- Task goal
Word for word, restate every line of the material.

- Available records
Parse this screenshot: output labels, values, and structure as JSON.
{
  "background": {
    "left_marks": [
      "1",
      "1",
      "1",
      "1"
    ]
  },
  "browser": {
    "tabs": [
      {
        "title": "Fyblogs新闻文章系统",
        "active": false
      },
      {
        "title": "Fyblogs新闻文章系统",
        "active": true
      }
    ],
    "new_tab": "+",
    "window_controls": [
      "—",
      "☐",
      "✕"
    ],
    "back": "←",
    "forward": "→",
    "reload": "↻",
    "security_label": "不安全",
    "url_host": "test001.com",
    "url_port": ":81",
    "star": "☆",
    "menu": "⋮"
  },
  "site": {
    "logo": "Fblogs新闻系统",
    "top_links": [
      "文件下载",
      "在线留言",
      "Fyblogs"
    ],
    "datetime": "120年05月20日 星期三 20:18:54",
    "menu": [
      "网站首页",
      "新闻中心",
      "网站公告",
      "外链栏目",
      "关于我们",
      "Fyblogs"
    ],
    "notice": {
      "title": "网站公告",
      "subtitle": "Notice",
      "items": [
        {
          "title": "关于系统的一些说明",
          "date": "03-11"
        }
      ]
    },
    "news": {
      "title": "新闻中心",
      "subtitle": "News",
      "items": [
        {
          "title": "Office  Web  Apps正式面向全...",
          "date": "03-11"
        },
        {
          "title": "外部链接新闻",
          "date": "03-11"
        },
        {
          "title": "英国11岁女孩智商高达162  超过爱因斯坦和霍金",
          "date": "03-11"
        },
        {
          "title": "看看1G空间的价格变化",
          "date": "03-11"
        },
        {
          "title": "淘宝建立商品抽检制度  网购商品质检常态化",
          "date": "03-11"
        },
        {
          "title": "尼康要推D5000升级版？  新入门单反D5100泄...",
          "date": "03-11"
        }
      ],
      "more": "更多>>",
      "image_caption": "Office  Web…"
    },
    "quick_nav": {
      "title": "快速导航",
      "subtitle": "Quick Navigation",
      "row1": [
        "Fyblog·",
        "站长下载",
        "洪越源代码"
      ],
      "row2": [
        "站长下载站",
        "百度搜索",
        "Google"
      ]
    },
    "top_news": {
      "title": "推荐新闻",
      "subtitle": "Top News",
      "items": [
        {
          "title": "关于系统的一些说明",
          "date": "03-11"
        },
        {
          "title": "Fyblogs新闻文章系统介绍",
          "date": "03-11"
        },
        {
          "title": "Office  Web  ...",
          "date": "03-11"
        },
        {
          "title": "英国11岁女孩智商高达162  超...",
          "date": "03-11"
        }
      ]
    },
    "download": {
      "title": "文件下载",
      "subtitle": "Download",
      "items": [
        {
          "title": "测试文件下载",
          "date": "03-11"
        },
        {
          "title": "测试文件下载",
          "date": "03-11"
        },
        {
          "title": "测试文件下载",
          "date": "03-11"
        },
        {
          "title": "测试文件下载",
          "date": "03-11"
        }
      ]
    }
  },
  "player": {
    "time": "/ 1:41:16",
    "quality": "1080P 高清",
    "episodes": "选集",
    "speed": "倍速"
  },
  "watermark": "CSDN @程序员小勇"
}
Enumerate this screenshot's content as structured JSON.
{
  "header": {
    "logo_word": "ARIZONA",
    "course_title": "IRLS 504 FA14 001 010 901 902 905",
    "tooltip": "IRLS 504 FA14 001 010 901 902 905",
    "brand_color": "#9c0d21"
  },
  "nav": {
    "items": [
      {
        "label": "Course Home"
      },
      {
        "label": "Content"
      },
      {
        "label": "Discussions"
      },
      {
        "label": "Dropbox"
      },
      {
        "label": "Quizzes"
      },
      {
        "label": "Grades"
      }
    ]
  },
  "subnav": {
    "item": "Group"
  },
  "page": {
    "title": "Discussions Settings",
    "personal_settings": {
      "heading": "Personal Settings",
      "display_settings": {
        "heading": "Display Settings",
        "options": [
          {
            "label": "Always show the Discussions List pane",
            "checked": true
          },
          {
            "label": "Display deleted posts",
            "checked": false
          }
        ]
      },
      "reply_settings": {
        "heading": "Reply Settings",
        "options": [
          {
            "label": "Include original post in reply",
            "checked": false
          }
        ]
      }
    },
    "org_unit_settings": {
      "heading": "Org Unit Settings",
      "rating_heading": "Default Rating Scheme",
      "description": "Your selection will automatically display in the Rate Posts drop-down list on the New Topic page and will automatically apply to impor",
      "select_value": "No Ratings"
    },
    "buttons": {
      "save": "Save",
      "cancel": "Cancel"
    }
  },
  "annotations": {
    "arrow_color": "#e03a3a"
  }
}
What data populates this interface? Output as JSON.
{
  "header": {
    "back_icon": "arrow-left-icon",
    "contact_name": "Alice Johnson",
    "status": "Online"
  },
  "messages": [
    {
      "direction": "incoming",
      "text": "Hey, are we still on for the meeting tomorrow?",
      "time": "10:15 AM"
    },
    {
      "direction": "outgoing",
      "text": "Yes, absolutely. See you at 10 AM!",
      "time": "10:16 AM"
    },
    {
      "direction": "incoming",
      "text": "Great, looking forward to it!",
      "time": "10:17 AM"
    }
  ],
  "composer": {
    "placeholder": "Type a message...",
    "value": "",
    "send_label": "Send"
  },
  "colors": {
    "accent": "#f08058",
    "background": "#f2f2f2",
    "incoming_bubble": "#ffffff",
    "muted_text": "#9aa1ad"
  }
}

- Output below
Parse this screenshot: output labels, values, and structure as JSON.
{
  "background": {
    "left_marks": [
      "1",
      "1",
      "1",
      "1"
    ]
  },
  "browser": {
    "tabs": [
      {
        "title": "Fyblogs新闻文章系统",
        "active": false
      },
      {
        "title": "Fyblogs新闻文章系统",
        "active": true
      }
    ],
    "new_tab": "+",
    "window_controls": [
      "—",
      "☐",
      "✕"
    ],
    "back": "←",
    "forward": "→",
    "reload": "↻",
    "security_label": "不安全",
    "url_host": "test001.com",
    "url_port": ":81",
    "star": "☆",
    "menu": "⋮"
  },
  "site": {
    "logo": "Fblogs新闻系统",
    "top_links": [
      "文件下载",
      "在线留言",
      "Fyblogs"
    ],
    "datetime": "120年05月20日 星期三 20:18:54",
    "menu": [
      "网站首页",
      "新闻中心",
      "网站公告",
      "外链栏目",
      "关于我们",
      "Fyblogs"
    ],
    "notice": {
      "title": "网站公告",
      "subtitle": "Notice",
      "items": [
        {
          "title": "关于系统的一些说明",
          "date": "03-11"
        }
      ]
    },
    "news": {
      "title": "新闻中心",
      "subtitle": "News",
      "items": [
        {
          "title": "Office  Web  Apps正式面向全...",
          "date": "03-11"
        },
        {
          "title": "外部链接新闻",
          "date": "03-11"
        },
        {
          "title": "英国11岁女孩智商高达162  超过爱因斯坦和霍金",
          "date": "03-11"
        },
        {
          "title": "看看1G空间的价格变化",
          "date": "03-11"
        },
        {
          "title": "淘宝建立商品抽检制度  网购商品质检常态化",
          "date": "03-11"
        },
        {
          "title": "尼康要推D5000升级版？  新入门单反D5100泄...",
          "date": "03-11"
        }
      ],
      "more": "更多>>",
      "image_caption": "Office  Web…"
    },
    "quick_nav": {
      "title": "快速导航",
      "subtitle": "Quick Navigation",
      "row1": [
        "Fyblog·",
        "站长下载",
        "洪越源代码"
      ],
      "row2": [
        "站长下载站",
        "百度搜索",
        "Google"
      ]
    },
    "top_news": {
      "title": "推荐新闻",
      "subtitle": "Top News",
      "items": [
        {
          "title": "关于系统的一些说明",
          "date": "03-11"
        },
        {
          "title": "Fyblogs新闻文章系统介绍",
          "date": "03-11"
        },
        {
          "title": "Office  Web  ...",
          "date": "03-11"
        },
        {
          "title": "英国11岁女孩智商高达162  超...",
          "date": "03-11"
        }
      ]
    },
    "download": {
      "title": "文件下载",
      "subtitle": "Download",
      "items": [
        {
          "title": "测试文件下载",
          "date": "03-11"
        },
        {
          "title": "测试文件下载",
          "date": "03-11"
        },
        {
          "title": "测试文件下载",
          "date": "03-11"
        },
        {
          "title": "测试文件下载",
          "date": "03-11"
        }
      ]
    }
  },
  "player": {
    "time": "/ 1:41:16",
    "quality": "1080P 高清",
    "episodes": "选集",
    "speed": "倍速"
  },
  "watermark": "CSDN @程序员小勇"
}
Enumerate this screenshot's content as structured JSON.
{
  "header": {
    "logo_word": "ARIZONA",
    "course_title": "IRLS 504 FA14 001 010 901 902 905",
    "tooltip": "IRLS 504 FA14 001 010 901 902 905",
    "brand_color": "#9c0d21"
  },
  "nav": {
    "items": [
      {
        "label": "Course Home"
      },
      {
        "label": "Content"
      },
      {
        "label": "Discussions"
      },
      {
        "label": "Dropbox"
      },
      {
        "label": "Quizzes"
      },
      {
        "label": "Grades"
      }
    ]
  },
  "subnav": {
    "item": "Group"
  },
  "page": {
    "title": "Discussions Settings",
    "personal_settings": {
      "heading": "Personal Settings",
      "display_settings": {
        "heading": "Display Settings",
        "options": [
          {
            "label": "Always show the Discussions List pane",
            "checked": true
          },
          {
            "label": "Display deleted posts",
            "checked": false
          }
        ]
      },
      "reply_settings": {
        "heading": "Reply Settings",
        "options": [
          {
            "label": "Include original post in reply",
            "checked": false
          }
        ]
      }
    },
    "org_unit_settings": {
      "heading": "Org Unit Settings",
      "rating_heading": "Default Rating Scheme",
      "description": "Your selection will automatically display in the Rate Posts drop-down list on the New Topic page and will automatically apply to impor",
      "select_value": "No Ratings"
    },
    "buttons": {
      "save": "Save",
      "cancel": "Cancel"
    }
  },
  "annotations": {
    "arrow_color": "#e03a3a"
  }
}
What data populates this interface? Output as JSON.
{
  "header": {
    "back_icon": "arrow-left-icon",
    "contact_name": "Alice Johnson",
    "status": "Online"
  },
  "messages": [
    {
      "direction": "incoming",
      "text": "Hey, are we still on for the meeting tomorrow?",
      "time": "10:15 AM"
    },
    {
      "direction": "outgoing",
      "text": "Yes, absolutely. See you at 10 AM!",
      "time": "10:16 AM"
    },
    {
      "direction": "incoming",
      "text": "Great, looking forward to it!",
      "time": "10:17 AM"
    }
  ],
  "composer": {
    "placeholder": "Type a message...",
    "value": "",
    "send_label": "Send"
  },
  "colors": {
    "accent": "#f08058",
    "background": "#f2f2f2",
    "incoming_bubble": "#ffffff",
    "muted_text": "#9aa1ad"
  }
}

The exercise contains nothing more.